(Saved entries)
--------------------

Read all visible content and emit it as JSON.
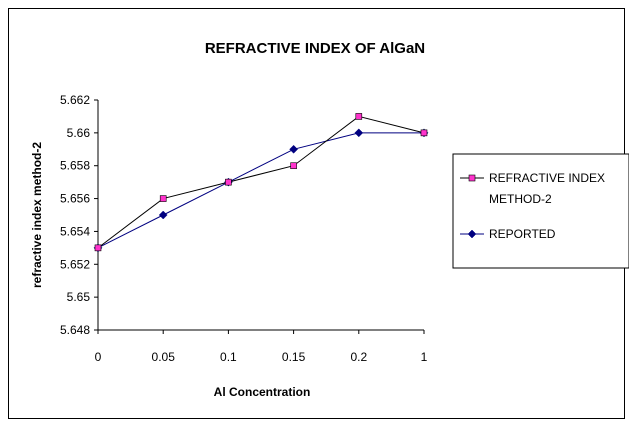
{
  "chart_data": {
    "type": "line",
    "title": "REFRACTIVE INDEX OF AlGaN",
    "xlabel": "Al Concentration",
    "ylabel": "refractive index method-2",
    "categories": [
      "0",
      "0.05",
      "0.1",
      "0.15",
      "0.2",
      "1"
    ],
    "ylim": [
      5.648,
      5.662
    ],
    "yticks": [
      "5.648",
      "5.65",
      "5.652",
      "5.654",
      "5.656",
      "5.658",
      "5.66",
      "5.662"
    ],
    "grid": false,
    "legend_position": "right",
    "series": [
      {
        "name": "REFRACTIVE INDEX METHOD-2",
        "legend_lines": [
          "REFRACTIVE INDEX",
          "METHOD-2"
        ],
        "values": [
          5.653,
          5.656,
          5.657,
          5.658,
          5.661,
          5.66
        ],
        "line_color": "#000000",
        "marker": "square",
        "marker_color": "#ff33cc"
      },
      {
        "name": "REPORTED",
        "legend_lines": [
          "REPORTED"
        ],
        "values": [
          5.653,
          5.655,
          5.657,
          5.659,
          5.66,
          5.66
        ],
        "line_color": "#000080",
        "marker": "diamond",
        "marker_color": "#000080"
      }
    ]
  }
}
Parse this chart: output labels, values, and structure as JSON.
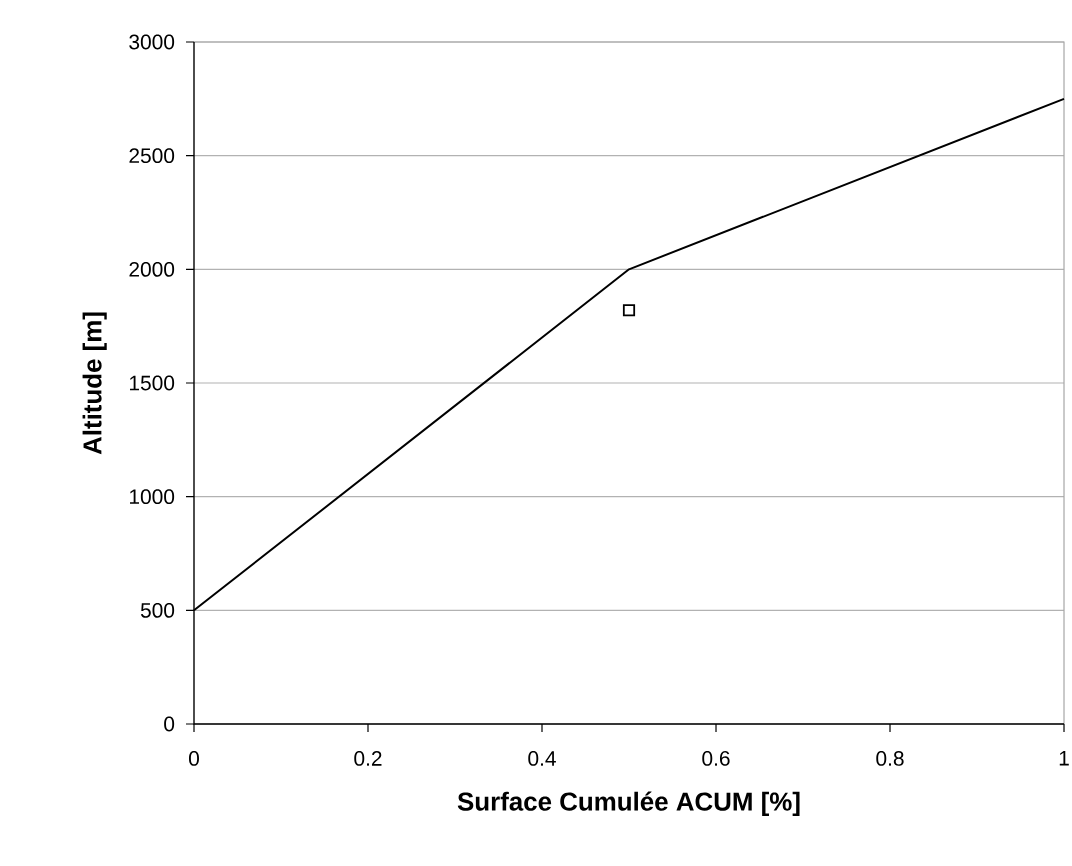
{
  "chart_data": {
    "type": "line",
    "xlabel": "Surface Cumulée ACUM [%]",
    "ylabel": "Altitude [m]",
    "xlim": [
      0,
      1
    ],
    "ylim": [
      0,
      3000
    ],
    "xticks": [
      0,
      {
        "value": 0.2,
        "label": "0.2"
      },
      {
        "value": 0.4,
        "label": "0.4"
      },
      {
        "value": 0.6,
        "label": "0.6"
      },
      {
        "value": 0.8,
        "label": "0.8"
      },
      1
    ],
    "yticks": [
      0,
      500,
      1000,
      1500,
      2000,
      2500,
      3000
    ],
    "grid": "y",
    "series": [
      {
        "color": "#000000",
        "x": [
          0,
          0.5,
          1
        ],
        "values": [
          500,
          2000,
          2750
        ],
        "marker": "none",
        "line_style": "solid"
      },
      {
        "type": "scatter",
        "color": "#000000",
        "x": [
          0.5
        ],
        "values": [
          1820
        ],
        "marker": "square"
      }
    ]
  }
}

--------------------

▶ _Instruction_:
Write the full listing out again with every line unchanged, but include no pictures.

▶ _Result_:
Read all visible content and emit it as JSON.
{
  "chart_data": {
    "type": "line",
    "title": "REFRACTIVE INDEX OF AlGaN",
    "xlabel": "Al Concentration",
    "ylabel": "refractive index method-2",
    "categories": [
      "0",
      "0.05",
      "0.1",
      "0.15",
      "0.2",
      "1"
    ],
    "ylim": [
      5.648,
      5.662
    ],
    "yticks": [
      "5.648",
      "5.65",
      "5.652",
      "5.654",
      "5.656",
      "5.658",
      "5.66",
      "5.662"
    ],
    "grid": false,
    "legend_position": "right",
    "series": [
      {
        "name": "REFRACTIVE INDEX METHOD-2",
        "legend_lines": [
          "REFRACTIVE INDEX",
          "METHOD-2"
        ],
        "values": [
          5.653,
          5.656,
          5.657,
          5.658,
          5.661,
          5.66
        ],
        "line_color": "#000000",
        "marker": "square",
        "marker_color": "#ff33cc"
      },
      {
        "name": "REPORTED",
        "legend_lines": [
          "REPORTED"
        ],
        "values": [
          5.653,
          5.655,
          5.657,
          5.659,
          5.66,
          5.66
        ],
        "line_color": "#000080",
        "marker": "diamond",
        "marker_color": "#000080"
      }
    ]
  }
}
Parse this chart: output labels, values, and structure as JSON.
{
  "chart_data": {
    "type": "line",
    "xlabel": "Surface Cumulée ACUM [%]",
    "ylabel": "Altitude [m]",
    "xlim": [
      0,
      1
    ],
    "ylim": [
      0,
      3000
    ],
    "xticks": [
      0,
      {
        "value": 0.2,
        "label": "0.2"
      },
      {
        "value": 0.4,
        "label": "0.4"
      },
      {
        "value": 0.6,
        "label": "0.6"
      },
      {
        "value": 0.8,
        "label": "0.8"
      },
      1
    ],
    "yticks": [
      0,
      500,
      1000,
      1500,
      2000,
      2500,
      3000
    ],
    "grid": "y",
    "series": [
      {
        "color": "#000000",
        "x": [
          0,
          0.5,
          1
        ],
        "values": [
          500,
          2000,
          2750
        ],
        "marker": "none",
        "line_style": "solid"
      },
      {
        "type": "scatter",
        "color": "#000000",
        "x": [
          0.5
        ],
        "values": [
          1820
        ],
        "marker": "square"
      }
    ]
  }
}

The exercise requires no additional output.